== Exercise materials ==

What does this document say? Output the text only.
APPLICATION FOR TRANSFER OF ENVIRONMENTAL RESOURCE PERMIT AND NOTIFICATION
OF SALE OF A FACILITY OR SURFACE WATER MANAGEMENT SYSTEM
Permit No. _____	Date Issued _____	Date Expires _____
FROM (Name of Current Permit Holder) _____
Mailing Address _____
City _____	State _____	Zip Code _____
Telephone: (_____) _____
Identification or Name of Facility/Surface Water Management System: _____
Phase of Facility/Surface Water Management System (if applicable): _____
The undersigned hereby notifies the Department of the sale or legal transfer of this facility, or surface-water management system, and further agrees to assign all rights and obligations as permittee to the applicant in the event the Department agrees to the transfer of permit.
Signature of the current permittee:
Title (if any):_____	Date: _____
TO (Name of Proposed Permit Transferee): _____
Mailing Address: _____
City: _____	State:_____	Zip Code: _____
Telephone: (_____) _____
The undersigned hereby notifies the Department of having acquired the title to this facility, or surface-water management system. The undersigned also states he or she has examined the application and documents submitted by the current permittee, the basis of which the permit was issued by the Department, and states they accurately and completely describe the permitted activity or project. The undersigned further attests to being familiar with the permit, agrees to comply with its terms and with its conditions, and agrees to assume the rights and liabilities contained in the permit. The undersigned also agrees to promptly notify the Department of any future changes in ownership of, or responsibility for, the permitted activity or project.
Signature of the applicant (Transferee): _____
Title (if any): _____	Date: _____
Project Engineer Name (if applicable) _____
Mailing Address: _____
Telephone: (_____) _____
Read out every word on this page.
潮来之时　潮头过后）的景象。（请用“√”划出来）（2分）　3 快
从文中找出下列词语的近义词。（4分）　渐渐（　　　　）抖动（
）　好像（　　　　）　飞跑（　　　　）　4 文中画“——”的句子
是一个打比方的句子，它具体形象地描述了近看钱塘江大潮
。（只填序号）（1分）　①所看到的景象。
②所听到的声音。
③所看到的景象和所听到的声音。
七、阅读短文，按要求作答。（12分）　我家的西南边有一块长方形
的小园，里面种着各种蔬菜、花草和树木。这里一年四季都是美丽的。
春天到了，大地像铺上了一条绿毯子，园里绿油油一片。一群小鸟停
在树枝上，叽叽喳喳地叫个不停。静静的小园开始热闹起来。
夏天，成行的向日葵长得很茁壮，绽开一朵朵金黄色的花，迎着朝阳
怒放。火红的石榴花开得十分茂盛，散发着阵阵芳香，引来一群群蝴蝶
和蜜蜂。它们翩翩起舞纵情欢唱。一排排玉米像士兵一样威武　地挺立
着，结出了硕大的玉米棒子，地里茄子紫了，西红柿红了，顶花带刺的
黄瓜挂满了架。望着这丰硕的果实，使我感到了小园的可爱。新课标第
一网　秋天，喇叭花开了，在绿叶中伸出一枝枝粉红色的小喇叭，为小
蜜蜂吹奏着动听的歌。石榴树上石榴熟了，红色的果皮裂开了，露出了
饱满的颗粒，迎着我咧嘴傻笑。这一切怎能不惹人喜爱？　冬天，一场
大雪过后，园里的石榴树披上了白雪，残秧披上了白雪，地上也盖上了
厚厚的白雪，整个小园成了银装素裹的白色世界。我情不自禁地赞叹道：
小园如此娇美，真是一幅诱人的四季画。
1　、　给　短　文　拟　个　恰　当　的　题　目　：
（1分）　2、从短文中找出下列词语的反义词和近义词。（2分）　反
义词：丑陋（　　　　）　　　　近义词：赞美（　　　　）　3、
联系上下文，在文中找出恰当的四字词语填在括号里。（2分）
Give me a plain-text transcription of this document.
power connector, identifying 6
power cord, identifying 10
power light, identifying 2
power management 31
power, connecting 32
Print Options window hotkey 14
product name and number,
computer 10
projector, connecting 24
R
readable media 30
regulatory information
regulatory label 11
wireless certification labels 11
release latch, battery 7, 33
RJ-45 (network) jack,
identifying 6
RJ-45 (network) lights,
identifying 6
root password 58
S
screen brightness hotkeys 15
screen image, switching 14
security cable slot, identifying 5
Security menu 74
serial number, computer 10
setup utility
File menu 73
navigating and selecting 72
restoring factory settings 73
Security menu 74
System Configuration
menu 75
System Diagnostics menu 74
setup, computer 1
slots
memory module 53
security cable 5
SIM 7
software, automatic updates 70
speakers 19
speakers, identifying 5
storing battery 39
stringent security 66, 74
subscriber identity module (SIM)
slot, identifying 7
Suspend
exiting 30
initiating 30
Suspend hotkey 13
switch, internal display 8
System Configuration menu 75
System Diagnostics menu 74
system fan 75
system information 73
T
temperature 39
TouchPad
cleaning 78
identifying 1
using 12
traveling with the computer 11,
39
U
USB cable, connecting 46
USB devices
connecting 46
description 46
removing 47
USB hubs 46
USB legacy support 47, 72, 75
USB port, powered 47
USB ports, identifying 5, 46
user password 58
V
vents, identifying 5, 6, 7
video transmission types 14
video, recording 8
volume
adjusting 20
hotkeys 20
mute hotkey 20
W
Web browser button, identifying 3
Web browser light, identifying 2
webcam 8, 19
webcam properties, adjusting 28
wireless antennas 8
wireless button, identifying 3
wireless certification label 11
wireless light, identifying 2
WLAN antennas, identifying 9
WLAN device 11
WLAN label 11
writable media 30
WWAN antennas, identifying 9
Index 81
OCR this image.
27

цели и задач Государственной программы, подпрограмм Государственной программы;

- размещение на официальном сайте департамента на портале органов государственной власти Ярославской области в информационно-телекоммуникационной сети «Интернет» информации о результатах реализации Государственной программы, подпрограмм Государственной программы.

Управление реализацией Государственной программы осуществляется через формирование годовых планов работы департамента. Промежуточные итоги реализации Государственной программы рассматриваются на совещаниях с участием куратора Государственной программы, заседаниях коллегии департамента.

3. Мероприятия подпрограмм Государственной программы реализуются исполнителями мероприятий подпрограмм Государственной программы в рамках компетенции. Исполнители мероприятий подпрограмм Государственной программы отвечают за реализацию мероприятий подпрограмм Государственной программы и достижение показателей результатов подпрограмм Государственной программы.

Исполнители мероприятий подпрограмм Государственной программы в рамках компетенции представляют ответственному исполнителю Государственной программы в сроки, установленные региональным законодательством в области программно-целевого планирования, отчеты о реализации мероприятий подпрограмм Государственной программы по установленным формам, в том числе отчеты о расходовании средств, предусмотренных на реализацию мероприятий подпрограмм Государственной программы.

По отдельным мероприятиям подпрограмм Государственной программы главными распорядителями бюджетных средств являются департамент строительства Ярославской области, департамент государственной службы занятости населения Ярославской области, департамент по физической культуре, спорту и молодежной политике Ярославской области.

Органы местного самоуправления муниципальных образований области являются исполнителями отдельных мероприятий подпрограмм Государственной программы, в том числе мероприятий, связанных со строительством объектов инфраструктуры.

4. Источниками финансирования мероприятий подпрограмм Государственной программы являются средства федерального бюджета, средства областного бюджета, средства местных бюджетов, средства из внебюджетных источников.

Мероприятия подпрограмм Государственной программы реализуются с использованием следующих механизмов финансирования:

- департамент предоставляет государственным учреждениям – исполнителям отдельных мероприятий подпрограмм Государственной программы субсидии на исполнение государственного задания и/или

===

Retype the data in full and match it exactly.

What does this document say? Output the text only.
APPLICATION FOR TRANSFER OF ENVIRONMENTAL RESOURCE PERMIT AND NOTIFICATION
OF SALE OF A FACILITY OR SURFACE WATER MANAGEMENT SYSTEM
Permit No. _____	Date Issued _____	Date Expires _____
FROM (Name of Current Permit Holder) _____
Mailing Address _____
City _____	State _____	Zip Code _____
Telephone: (_____) _____
Identification or Name of Facility/Surface Water Management System: _____
Phase of Facility/Surface Water Management System (if applicable): _____
The undersigned hereby notifies the Department of the sale or legal transfer of this facility, or surface-water management system, and further agrees to assign all rights and obligations as permittee to the applicant in the event the Department agrees to the transfer of permit.
Signature of the current permittee:
Title (if any):_____	Date: _____
TO (Name of Proposed Permit Transferee): _____
Mailing Address: _____
City: _____	State:_____	Zip Code: _____
Telephone: (_____) _____
The undersigned hereby notifies the Department of having acquired the title to this facility, or surface-water management system. The undersigned also states he or she has examined the application and documents submitted by the current permittee, the basis of which the permit was issued by the Department, and states they accurately and completely describe the permitted activity or project. The undersigned further attests to being familiar with the permit, agrees to comply with its terms and with its conditions, and agrees to assume the rights and liabilities contained in the permit. The undersigned also agrees to promptly notify the Department of any future changes in ownership of, or responsibility for, the permitted activity or project.
Signature of the applicant (Transferee): _____
Title (if any): _____	Date: _____
Project Engineer Name (if applicable) _____
Mailing Address: _____
Telephone: (_____) _____
Read out every word on this page.
潮来之时　潮头过后）的景象。（请用“√”划出来）（2分）　3 快
从文中找出下列词语的近义词。（4分）　渐渐（　　　　）抖动（
）　好像（　　　　）　飞跑（　　　　）　4 文中画“——”的句子
是一个打比方的句子，它具体形象地描述了近看钱塘江大潮
。（只填序号）（1分）　①所看到的景象。
②所听到的声音。
③所看到的景象和所听到的声音。
七、阅读短文，按要求作答。（12分）　我家的西南边有一块长方形
的小园，里面种着各种蔬菜、花草和树木。这里一年四季都是美丽的。
春天到了，大地像铺上了一条绿毯子，园里绿油油一片。一群小鸟停
在树枝上，叽叽喳喳地叫个不停。静静的小园开始热闹起来。
夏天，成行的向日葵长得很茁壮，绽开一朵朵金黄色的花，迎着朝阳
怒放。火红的石榴花开得十分茂盛，散发着阵阵芳香，引来一群群蝴蝶
和蜜蜂。它们翩翩起舞纵情欢唱。一排排玉米像士兵一样威武　地挺立
着，结出了硕大的玉米棒子，地里茄子紫了，西红柿红了，顶花带刺的
黄瓜挂满了架。望着这丰硕的果实，使我感到了小园的可爱。新课标第
一网　秋天，喇叭花开了，在绿叶中伸出一枝枝粉红色的小喇叭，为小
蜜蜂吹奏着动听的歌。石榴树上石榴熟了，红色的果皮裂开了，露出了
饱满的颗粒，迎着我咧嘴傻笑。这一切怎能不惹人喜爱？　冬天，一场
大雪过后，园里的石榴树披上了白雪，残秧披上了白雪，地上也盖上了
厚厚的白雪，整个小园成了银装素裹的白色世界。我情不自禁地赞叹道：
小园如此娇美，真是一幅诱人的四季画。
1　、　给　短　文　拟　个　恰　当　的　题　目　：
（1分）　2、从短文中找出下列词语的反义词和近义词。（2分）　反
义词：丑陋（　　　　）　　　　近义词：赞美（　　　　）　3、
联系上下文，在文中找出恰当的四字词语填在括号里。（2分）
Give me a plain-text transcription of this document.
power connector, identifying 6
power cord, identifying 10
power light, identifying 2
power management 31
power, connecting 32
Print Options window hotkey 14
product name and number,
computer 10
projector, connecting 24
R
readable media 30
regulatory information
regulatory label 11
wireless certification labels 11
release latch, battery 7, 33
RJ-45 (network) jack,
identifying 6
RJ-45 (network) lights,
identifying 6
root password 58
S
screen brightness hotkeys 15
screen image, switching 14
security cable slot, identifying 5
Security menu 74
serial number, computer 10
setup utility
File menu 73
navigating and selecting 72
restoring factory settings 73
Security menu 74
System Configuration
menu 75
System Diagnostics menu 74
setup, computer 1
slots
memory module 53
security cable 5
SIM 7
software, automatic updates 70
speakers 19
speakers, identifying 5
storing battery 39
stringent security 66, 74
subscriber identity module (SIM)
slot, identifying 7
Suspend
exiting 30
initiating 30
Suspend hotkey 13
switch, internal display 8
System Configuration menu 75
System Diagnostics menu 74
system fan 75
system information 73
T
temperature 39
TouchPad
cleaning 78
identifying 1
using 12
traveling with the computer 11,
39
U
USB cable, connecting 46
USB devices
connecting 46
description 46
removing 47
USB hubs 46
USB legacy support 47, 72, 75
USB port, powered 47
USB ports, identifying 5, 46
user password 58
V
vents, identifying 5, 6, 7
video transmission types 14
video, recording 8
volume
adjusting 20
hotkeys 20
mute hotkey 20
W
Web browser button, identifying 3
Web browser light, identifying 2
webcam 8, 19
webcam properties, adjusting 28
wireless antennas 8
wireless button, identifying 3
wireless certification label 11
wireless light, identifying 2
WLAN antennas, identifying 9
WLAN device 11
WLAN label 11
writable media 30
WWAN antennas, identifying 9
Index 81
OCR this image.
27

цели и задач Государственной программы, подпрограмм Государственной программы;

- размещение на официальном сайте департамента на портале органов государственной власти Ярославской области в информационно-телекоммуникационной сети «Интернет» информации о результатах реализации Государственной программы, подпрограмм Государственной программы.

Управление реализацией Государственной программы осуществляется через формирование годовых планов работы департамента. Промежуточные итоги реализации Государственной программы рассматриваются на совещаниях с участием куратора Государственной программы, заседаниях коллегии департамента.

3. Мероприятия подпрограмм Государственной программы реализуются исполнителями мероприятий подпрограмм Государственной программы в рамках компетенции. Исполнители мероприятий подпрограмм Государственной программы отвечают за реализацию мероприятий подпрограмм Государственной программы и достижение показателей результатов подпрограмм Государственной программы.

Исполнители мероприятий подпрограмм Государственной программы в рамках компетенции представляют ответственному исполнителю Государственной программы в сроки, установленные региональным законодательством в области программно-целевого планирования, отчеты о реализации мероприятий подпрограмм Государственной программы по установленным формам, в том числе отчеты о расходовании средств, предусмотренных на реализацию мероприятий подпрограмм Государственной программы.

По отдельным мероприятиям подпрограмм Государственной программы главными распорядителями бюджетных средств являются департамент строительства Ярославской области, департамент государственной службы занятости населения Ярославской области, департамент по физической культуре, спорту и молодежной политике Ярославской области.

Органы местного самоуправления муниципальных образований области являются исполнителями отдельных мероприятий подпрограмм Государственной программы, в том числе мероприятий, связанных со строительством объектов инфраструктуры.

4. Источниками финансирования мероприятий подпрограмм Государственной программы являются средства федерального бюджета, средства областного бюджета, средства местных бюджетов, средства из внебюджетных источников.

Мероприятия подпрограмм Государственной программы реализуются с использованием следующих механизмов финансирования:

- департамент предоставляет государственным учреждениям – исполнителям отдельных мероприятий подпрограмм Государственной программы субсидии на исполнение государственного задания и/или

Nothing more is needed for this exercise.